Required task. Reproduce the material in full, exactly as written.

Raw data.
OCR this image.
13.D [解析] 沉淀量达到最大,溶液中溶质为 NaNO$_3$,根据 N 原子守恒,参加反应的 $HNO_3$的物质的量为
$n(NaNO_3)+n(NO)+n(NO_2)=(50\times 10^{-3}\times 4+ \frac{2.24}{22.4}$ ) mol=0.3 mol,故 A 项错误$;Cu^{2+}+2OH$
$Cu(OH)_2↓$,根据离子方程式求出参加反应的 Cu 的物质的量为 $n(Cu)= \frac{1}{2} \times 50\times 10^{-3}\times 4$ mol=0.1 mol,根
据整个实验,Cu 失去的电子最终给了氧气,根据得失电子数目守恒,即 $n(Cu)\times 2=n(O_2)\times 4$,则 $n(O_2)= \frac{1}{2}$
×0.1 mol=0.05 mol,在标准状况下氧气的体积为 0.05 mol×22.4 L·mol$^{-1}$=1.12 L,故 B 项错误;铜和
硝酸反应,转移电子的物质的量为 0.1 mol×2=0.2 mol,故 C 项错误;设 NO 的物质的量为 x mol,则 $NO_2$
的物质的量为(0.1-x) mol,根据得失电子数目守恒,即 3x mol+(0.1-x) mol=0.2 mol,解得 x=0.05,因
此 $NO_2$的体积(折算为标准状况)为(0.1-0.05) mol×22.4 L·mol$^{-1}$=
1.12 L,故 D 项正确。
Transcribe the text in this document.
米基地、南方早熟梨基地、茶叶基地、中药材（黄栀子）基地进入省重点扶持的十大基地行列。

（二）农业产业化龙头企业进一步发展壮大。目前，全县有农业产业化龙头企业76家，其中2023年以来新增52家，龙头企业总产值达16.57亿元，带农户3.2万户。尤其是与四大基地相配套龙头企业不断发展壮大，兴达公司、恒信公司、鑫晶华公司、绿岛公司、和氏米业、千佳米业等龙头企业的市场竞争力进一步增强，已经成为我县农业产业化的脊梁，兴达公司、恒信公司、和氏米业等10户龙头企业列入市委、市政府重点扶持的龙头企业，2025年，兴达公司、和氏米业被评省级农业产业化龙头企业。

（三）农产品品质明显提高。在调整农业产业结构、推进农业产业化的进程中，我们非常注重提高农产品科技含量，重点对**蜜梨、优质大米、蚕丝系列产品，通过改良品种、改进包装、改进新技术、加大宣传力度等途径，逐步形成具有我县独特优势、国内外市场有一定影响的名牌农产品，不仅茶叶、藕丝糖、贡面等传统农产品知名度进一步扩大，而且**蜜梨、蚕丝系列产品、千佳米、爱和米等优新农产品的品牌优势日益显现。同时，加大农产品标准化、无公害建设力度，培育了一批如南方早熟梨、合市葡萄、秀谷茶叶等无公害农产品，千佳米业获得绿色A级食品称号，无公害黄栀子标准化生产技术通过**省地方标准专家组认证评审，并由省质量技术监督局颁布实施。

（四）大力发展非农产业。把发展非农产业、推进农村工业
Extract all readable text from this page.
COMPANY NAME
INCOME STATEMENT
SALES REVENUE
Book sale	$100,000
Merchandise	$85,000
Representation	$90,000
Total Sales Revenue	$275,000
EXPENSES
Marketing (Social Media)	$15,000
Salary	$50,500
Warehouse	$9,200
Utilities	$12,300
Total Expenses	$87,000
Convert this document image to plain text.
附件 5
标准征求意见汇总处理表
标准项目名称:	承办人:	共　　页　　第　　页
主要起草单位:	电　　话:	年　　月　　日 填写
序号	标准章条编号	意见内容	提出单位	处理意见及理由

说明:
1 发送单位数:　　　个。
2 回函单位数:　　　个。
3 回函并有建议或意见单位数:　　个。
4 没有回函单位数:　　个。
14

Solution for this exercise.
OCR this image.
13.D [解析] 沉淀量达到最大,溶液中溶质为 NaNO$_3$,根据 N 原子守恒,参加反应的 $HNO_3$的物质的量为
$n(NaNO_3)+n(NO)+n(NO_2)=(50\times 10^{-3}\times 4+ \frac{2.24}{22.4}$ ) mol=0.3 mol,故 A 项错误$;Cu^{2+}+2OH$
$Cu(OH)_2↓$,根据离子方程式求出参加反应的 Cu 的物质的量为 $n(Cu)= \frac{1}{2} \times 50\times 10^{-3}\times 4$ mol=0.1 mol,根
据整个实验,Cu 失去的电子最终给了氧气,根据得失电子数目守恒,即 $n(Cu)\times 2=n(O_2)\times 4$,则 $n(O_2)= \frac{1}{2}$
×0.1 mol=0.05 mol,在标准状况下氧气的体积为 0.05 mol×22.4 L·mol$^{-1}$=1.12 L,故 B 项错误;铜和
硝酸反应,转移电子的物质的量为 0.1 mol×2=0.2 mol,故 C 项错误;设 NO 的物质的量为 x mol,则 $NO_2$
的物质的量为(0.1-x) mol,根据得失电子数目守恒,即 3x mol+(0.1-x) mol=0.2 mol,解得 x=0.05,因
此 $NO_2$的体积(折算为标准状况)为(0.1-0.05) mol×22.4 L·mol$^{-1}$=
1.12 L,故 D 项正确。
Transcribe the text in this document.
米基地、南方早熟梨基地、茶叶基地、中药材（黄栀子）基地进入省重点扶持的十大基地行列。

（二）农业产业化龙头企业进一步发展壮大。目前，全县有农业产业化龙头企业76家，其中2023年以来新增52家，龙头企业总产值达16.57亿元，带农户3.2万户。尤其是与四大基地相配套龙头企业不断发展壮大，兴达公司、恒信公司、鑫晶华公司、绿岛公司、和氏米业、千佳米业等龙头企业的市场竞争力进一步增强，已经成为我县农业产业化的脊梁，兴达公司、恒信公司、和氏米业等10户龙头企业列入市委、市政府重点扶持的龙头企业，2025年，兴达公司、和氏米业被评省级农业产业化龙头企业。

（三）农产品品质明显提高。在调整农业产业结构、推进农业产业化的进程中，我们非常注重提高农产品科技含量，重点对**蜜梨、优质大米、蚕丝系列产品，通过改良品种、改进包装、改进新技术、加大宣传力度等途径，逐步形成具有我县独特优势、国内外市场有一定影响的名牌农产品，不仅茶叶、藕丝糖、贡面等传统农产品知名度进一步扩大，而且**蜜梨、蚕丝系列产品、千佳米、爱和米等优新农产品的品牌优势日益显现。同时，加大农产品标准化、无公害建设力度，培育了一批如南方早熟梨、合市葡萄、秀谷茶叶等无公害农产品，千佳米业获得绿色A级食品称号，无公害黄栀子标准化生产技术通过**省地方标准专家组认证评审，并由省质量技术监督局颁布实施。

（四）大力发展非农产业。把发展非农产业、推进农村工业
Extract all readable text from this page.
COMPANY NAME
INCOME STATEMENT
SALES REVENUE
Book sale	$100,000
Merchandise	$85,000
Representation	$90,000
Total Sales Revenue	$275,000
EXPENSES
Marketing (Social Media)	$15,000
Salary	$50,500
Warehouse	$9,200
Utilities	$12,300
Total Expenses	$87,000
Convert this document image to plain text.
附件 5
标准征求意见汇总处理表
标准项目名称:	承办人:	共　　页　　第　　页
主要起草单位:	电　　话:	年　　月　　日 填写
序号	标准章条编号	意见内容	提出单位	处理意见及理由

说明:
1 发送单位数:　　　个。
2 回函单位数:　　　个。
3 回函并有建议或意见单位数:　　个。
4 没有回函单位数:　　个。
14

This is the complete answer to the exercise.